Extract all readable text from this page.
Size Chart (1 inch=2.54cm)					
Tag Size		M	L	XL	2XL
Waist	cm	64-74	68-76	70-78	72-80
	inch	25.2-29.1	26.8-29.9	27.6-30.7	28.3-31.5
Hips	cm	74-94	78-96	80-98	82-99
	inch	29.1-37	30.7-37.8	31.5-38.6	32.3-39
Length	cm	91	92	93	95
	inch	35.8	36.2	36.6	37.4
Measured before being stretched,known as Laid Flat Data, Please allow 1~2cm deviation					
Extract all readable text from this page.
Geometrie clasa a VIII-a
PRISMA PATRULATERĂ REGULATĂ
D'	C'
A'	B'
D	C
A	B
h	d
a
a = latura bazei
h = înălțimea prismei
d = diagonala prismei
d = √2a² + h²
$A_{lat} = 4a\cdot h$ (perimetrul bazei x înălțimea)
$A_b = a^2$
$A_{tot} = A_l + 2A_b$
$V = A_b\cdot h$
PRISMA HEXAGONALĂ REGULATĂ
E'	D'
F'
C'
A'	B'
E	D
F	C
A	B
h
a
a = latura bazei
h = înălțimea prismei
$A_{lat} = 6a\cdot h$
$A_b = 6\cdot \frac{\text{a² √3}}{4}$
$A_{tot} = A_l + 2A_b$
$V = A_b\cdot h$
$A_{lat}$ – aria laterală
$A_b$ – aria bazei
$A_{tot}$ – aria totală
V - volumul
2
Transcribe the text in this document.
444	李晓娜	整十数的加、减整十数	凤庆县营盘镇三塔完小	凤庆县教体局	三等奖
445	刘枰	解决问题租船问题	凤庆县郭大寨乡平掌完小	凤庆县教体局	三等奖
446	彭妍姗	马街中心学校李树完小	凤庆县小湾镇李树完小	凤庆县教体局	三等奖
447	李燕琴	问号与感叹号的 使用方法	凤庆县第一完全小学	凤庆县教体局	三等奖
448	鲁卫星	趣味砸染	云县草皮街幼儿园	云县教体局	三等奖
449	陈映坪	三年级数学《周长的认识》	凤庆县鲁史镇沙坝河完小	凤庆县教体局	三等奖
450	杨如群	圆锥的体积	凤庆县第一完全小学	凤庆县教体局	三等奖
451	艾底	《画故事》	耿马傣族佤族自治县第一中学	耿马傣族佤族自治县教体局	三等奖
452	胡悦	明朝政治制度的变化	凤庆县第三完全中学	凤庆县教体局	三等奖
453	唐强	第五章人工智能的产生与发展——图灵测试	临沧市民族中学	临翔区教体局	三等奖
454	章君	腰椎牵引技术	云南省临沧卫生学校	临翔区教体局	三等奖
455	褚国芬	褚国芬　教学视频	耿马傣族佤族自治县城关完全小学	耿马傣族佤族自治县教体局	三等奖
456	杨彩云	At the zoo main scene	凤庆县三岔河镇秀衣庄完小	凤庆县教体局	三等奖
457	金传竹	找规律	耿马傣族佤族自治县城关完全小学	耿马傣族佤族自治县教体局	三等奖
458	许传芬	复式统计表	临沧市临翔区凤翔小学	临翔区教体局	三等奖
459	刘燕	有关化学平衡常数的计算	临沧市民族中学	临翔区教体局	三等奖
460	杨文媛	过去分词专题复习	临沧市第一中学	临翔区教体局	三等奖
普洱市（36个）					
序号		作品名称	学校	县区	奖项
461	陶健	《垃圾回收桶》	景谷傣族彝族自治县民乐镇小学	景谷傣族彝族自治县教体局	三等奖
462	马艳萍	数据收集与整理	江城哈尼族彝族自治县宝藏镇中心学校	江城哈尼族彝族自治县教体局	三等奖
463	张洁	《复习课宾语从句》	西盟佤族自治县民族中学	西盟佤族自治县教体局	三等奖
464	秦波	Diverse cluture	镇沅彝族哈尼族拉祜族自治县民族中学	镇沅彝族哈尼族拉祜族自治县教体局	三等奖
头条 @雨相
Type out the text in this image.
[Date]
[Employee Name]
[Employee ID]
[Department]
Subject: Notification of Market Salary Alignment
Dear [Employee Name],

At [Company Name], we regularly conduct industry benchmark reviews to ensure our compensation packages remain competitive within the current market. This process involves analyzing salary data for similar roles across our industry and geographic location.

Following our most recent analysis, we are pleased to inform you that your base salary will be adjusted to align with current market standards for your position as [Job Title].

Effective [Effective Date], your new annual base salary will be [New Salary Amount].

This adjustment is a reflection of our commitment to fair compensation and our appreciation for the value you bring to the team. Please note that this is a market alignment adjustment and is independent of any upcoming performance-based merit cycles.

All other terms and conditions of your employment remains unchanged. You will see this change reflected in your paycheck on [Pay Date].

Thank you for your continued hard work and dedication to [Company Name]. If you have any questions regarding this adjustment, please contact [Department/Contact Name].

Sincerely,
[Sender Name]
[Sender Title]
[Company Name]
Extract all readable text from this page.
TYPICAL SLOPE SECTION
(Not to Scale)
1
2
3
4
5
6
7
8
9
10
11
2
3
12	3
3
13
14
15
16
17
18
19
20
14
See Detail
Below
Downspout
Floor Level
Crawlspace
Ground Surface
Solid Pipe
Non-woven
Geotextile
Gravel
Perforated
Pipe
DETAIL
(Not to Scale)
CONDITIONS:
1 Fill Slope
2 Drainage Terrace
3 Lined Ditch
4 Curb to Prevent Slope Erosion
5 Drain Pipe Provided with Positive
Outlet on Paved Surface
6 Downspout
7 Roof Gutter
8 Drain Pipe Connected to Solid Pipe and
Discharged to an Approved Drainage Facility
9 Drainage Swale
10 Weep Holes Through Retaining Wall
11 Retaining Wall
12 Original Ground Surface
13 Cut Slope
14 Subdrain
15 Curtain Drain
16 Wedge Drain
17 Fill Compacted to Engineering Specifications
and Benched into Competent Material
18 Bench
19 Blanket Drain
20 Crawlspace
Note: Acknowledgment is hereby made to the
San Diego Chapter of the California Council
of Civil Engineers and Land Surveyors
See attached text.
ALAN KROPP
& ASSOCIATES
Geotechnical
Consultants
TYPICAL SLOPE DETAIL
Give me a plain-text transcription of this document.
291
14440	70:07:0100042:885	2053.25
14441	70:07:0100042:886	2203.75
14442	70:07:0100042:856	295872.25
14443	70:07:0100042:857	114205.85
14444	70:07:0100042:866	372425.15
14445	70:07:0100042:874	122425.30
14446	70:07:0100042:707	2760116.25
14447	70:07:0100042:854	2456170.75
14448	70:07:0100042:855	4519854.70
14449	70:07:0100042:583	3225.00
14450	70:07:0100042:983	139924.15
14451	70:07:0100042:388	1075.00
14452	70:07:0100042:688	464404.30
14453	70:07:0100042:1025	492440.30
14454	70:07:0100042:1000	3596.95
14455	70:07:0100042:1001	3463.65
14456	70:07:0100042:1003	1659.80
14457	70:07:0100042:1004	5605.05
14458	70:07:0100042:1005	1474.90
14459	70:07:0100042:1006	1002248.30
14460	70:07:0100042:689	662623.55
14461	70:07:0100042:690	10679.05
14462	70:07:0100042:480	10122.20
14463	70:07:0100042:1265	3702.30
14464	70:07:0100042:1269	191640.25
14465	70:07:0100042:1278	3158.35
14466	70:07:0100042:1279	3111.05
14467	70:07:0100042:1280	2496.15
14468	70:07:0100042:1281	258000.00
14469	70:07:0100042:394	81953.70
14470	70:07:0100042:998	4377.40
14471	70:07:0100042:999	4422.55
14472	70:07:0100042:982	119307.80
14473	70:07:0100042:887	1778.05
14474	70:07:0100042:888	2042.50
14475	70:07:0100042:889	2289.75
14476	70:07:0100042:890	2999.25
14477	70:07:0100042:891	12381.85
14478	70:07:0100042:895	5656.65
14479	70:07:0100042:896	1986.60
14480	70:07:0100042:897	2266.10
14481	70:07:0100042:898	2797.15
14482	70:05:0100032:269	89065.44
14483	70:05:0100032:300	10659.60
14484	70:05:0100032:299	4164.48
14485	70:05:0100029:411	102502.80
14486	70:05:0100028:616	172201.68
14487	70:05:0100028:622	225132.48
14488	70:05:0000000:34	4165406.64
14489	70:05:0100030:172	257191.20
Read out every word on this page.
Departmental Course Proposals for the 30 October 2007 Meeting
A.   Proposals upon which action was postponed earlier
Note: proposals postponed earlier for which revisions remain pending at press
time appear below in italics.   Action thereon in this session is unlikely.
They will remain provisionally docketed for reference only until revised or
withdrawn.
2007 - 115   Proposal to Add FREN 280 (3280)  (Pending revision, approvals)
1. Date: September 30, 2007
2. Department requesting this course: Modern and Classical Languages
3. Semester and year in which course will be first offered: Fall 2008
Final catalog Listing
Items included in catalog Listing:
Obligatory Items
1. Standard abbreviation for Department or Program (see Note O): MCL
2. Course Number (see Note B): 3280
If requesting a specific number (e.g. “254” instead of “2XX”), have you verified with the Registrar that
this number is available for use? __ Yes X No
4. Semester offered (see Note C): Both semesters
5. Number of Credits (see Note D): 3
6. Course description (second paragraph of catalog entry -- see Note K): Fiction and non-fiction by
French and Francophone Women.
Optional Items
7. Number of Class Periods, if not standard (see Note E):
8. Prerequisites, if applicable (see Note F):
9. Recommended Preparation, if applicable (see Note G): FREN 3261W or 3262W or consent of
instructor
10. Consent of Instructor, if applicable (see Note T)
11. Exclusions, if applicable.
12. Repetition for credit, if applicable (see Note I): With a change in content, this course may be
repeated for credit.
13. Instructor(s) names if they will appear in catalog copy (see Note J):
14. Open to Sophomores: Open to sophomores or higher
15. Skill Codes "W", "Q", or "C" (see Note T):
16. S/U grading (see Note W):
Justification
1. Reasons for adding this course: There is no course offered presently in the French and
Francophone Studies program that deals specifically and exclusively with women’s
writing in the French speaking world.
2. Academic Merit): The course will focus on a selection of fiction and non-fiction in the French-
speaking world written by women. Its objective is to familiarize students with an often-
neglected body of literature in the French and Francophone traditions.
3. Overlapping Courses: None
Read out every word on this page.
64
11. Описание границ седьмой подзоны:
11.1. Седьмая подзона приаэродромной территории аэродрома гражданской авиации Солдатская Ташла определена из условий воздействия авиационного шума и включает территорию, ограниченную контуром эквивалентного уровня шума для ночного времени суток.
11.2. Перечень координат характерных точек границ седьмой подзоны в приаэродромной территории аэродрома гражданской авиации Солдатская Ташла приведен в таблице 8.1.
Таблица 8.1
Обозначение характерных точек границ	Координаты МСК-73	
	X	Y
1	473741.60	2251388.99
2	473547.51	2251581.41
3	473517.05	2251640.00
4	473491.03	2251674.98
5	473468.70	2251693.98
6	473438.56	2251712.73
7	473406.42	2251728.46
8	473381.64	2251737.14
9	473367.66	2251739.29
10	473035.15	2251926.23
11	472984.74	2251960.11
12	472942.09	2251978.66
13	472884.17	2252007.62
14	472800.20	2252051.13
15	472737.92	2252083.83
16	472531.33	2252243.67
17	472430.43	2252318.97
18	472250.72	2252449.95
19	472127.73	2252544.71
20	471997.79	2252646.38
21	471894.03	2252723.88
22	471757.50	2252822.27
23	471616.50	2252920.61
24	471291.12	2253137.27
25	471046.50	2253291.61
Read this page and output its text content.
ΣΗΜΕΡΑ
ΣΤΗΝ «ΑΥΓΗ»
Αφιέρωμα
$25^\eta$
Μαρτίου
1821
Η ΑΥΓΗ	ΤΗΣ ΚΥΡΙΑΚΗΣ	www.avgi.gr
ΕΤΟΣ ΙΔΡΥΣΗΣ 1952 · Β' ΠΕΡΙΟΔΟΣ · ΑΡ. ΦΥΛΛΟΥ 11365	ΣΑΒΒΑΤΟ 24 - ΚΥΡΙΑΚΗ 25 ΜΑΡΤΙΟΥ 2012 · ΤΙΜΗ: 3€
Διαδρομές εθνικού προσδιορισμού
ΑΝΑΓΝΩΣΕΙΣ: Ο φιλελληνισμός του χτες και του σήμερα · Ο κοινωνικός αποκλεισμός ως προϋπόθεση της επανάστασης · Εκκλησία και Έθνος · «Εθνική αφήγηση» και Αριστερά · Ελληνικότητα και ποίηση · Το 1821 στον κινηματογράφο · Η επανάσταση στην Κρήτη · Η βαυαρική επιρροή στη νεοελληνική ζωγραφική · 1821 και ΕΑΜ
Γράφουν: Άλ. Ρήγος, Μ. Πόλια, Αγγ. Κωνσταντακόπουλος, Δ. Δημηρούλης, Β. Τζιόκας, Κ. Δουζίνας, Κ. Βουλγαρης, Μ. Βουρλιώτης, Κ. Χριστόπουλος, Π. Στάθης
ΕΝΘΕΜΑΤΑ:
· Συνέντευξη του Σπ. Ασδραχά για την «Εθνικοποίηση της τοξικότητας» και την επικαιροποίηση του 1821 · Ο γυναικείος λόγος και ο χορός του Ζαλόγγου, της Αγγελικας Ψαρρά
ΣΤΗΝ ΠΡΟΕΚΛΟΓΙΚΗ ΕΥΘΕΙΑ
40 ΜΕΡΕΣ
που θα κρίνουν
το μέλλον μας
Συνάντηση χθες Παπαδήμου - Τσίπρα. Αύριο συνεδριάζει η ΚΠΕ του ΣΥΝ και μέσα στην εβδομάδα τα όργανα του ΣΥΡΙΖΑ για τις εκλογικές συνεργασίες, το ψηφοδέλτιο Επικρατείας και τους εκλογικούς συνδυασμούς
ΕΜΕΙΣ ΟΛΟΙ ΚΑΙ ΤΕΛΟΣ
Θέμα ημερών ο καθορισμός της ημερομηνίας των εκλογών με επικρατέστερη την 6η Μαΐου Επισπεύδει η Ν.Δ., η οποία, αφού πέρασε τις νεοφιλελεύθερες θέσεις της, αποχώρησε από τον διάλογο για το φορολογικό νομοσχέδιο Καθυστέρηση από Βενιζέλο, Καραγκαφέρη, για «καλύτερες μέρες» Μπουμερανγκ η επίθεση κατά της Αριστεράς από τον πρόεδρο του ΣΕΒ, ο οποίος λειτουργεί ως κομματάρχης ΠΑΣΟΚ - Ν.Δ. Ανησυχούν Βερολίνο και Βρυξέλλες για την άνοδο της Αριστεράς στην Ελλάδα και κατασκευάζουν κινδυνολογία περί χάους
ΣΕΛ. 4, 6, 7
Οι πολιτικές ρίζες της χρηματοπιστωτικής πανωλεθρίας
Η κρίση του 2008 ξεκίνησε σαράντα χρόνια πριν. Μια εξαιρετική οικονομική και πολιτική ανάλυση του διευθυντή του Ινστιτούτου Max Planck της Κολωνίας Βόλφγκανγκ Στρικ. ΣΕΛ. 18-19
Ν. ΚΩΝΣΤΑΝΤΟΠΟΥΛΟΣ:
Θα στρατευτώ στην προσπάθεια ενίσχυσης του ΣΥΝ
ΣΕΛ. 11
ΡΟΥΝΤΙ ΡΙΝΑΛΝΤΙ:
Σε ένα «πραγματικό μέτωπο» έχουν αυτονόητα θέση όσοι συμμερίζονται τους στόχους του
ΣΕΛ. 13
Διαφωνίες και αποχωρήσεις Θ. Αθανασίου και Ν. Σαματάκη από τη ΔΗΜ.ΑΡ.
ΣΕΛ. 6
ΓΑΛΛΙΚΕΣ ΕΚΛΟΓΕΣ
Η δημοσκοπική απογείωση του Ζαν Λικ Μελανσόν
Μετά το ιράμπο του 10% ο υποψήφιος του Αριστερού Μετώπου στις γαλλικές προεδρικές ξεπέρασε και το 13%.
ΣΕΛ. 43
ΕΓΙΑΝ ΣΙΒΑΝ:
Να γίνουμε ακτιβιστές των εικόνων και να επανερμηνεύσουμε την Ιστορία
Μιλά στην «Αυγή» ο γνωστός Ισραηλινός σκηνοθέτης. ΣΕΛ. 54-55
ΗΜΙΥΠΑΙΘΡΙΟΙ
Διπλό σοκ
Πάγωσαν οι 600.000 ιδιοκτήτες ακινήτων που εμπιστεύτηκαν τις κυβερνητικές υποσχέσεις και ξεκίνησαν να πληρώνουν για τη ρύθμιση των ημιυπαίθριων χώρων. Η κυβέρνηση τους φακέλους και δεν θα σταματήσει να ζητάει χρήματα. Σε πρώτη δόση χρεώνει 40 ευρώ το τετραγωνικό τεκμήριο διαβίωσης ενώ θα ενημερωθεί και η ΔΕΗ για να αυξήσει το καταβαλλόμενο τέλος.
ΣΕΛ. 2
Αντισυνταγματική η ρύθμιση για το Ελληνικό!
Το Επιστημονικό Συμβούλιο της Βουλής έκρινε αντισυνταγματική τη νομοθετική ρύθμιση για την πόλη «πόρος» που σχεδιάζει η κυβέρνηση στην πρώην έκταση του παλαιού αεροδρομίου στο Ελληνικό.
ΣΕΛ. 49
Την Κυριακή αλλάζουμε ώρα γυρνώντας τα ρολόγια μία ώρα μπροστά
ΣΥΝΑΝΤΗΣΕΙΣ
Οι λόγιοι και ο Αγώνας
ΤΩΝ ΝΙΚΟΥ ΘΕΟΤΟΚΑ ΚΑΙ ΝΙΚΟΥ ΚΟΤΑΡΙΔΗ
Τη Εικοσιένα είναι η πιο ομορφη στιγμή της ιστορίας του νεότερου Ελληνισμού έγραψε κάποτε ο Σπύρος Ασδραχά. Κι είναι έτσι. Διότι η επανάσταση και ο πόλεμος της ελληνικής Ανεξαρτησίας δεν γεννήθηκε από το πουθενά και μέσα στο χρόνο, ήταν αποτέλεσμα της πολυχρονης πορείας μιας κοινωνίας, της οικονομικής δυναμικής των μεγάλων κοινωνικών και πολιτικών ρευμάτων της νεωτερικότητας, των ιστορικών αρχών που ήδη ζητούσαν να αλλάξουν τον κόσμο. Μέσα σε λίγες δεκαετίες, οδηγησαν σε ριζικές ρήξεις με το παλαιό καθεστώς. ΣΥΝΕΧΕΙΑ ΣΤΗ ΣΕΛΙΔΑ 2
--*--
**EXERCISE INSTRUCTIONS:** Tell how many lines of the records above hold the string "Listing". Give no other text.

**TASK RESPONSE:** 2